• **What the exercise asks**:
In the data that follows, count each line holding the string "Наша"; answer with the number only.

• **Data provided**:
++++++++++

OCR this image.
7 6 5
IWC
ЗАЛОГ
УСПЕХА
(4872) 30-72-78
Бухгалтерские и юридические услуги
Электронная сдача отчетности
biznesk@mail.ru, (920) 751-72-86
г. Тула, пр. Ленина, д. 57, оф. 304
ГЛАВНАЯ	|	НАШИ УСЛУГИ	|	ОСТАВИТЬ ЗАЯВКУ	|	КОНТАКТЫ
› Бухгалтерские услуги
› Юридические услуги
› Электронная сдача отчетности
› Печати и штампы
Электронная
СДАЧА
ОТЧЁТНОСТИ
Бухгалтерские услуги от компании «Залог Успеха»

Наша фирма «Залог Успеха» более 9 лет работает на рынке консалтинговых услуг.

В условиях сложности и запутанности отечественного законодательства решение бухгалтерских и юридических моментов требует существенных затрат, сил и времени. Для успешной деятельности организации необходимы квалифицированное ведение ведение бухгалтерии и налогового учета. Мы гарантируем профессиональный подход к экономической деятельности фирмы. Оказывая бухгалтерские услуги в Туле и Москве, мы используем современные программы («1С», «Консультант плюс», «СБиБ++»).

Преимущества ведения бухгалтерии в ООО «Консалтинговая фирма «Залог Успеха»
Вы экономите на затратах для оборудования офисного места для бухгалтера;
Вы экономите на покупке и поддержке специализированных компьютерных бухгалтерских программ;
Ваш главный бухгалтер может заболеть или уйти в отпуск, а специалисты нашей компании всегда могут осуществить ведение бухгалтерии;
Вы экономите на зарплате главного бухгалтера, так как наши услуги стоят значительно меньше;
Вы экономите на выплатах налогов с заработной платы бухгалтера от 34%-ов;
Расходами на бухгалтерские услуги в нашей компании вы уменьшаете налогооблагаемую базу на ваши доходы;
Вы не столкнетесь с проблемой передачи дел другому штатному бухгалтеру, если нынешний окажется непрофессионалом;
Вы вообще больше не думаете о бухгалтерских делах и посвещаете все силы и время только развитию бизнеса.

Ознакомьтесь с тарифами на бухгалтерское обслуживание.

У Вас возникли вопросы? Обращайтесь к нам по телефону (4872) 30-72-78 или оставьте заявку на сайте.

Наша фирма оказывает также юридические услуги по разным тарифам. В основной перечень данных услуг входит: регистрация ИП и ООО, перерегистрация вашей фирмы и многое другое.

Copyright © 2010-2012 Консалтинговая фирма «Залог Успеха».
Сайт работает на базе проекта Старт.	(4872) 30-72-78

++++++++++

• **Exercise answer**:
2